Dataset items
──────────────────────────────
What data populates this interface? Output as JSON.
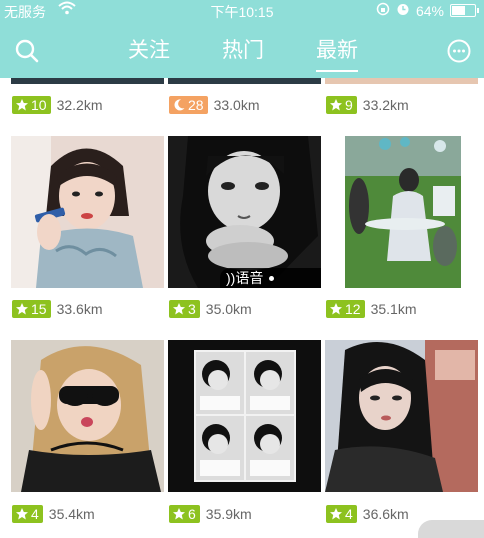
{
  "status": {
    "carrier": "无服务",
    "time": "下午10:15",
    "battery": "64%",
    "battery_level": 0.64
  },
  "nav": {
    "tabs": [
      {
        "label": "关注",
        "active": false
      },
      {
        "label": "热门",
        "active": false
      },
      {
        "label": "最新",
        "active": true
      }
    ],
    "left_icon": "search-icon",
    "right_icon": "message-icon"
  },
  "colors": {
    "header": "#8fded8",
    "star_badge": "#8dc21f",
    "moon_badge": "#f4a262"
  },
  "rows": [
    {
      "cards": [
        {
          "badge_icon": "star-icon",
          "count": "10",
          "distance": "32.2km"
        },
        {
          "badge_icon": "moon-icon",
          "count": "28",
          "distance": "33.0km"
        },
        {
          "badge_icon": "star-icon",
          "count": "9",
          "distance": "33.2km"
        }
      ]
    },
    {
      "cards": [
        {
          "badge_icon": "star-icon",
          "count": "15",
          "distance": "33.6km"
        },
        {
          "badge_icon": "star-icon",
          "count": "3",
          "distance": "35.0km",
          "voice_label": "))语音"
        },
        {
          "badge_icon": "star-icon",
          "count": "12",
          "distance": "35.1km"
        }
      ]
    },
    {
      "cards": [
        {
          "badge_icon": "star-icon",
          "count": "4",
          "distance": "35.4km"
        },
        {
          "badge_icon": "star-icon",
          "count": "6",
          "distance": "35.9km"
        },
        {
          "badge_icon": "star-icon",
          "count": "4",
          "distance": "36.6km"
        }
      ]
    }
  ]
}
──────────────────────────────
Show each line of the data that contains the string "distance".

          "distance": "32.2km"
          "distance": "33.0km"
          "distance": "33.2km"
          "distance": "33.6km"
          "distance": "35.0km",
          "distance": "35.1km"
          "distance": "35.4km"
          "distance": "35.9km"
          "distance": "36.6km"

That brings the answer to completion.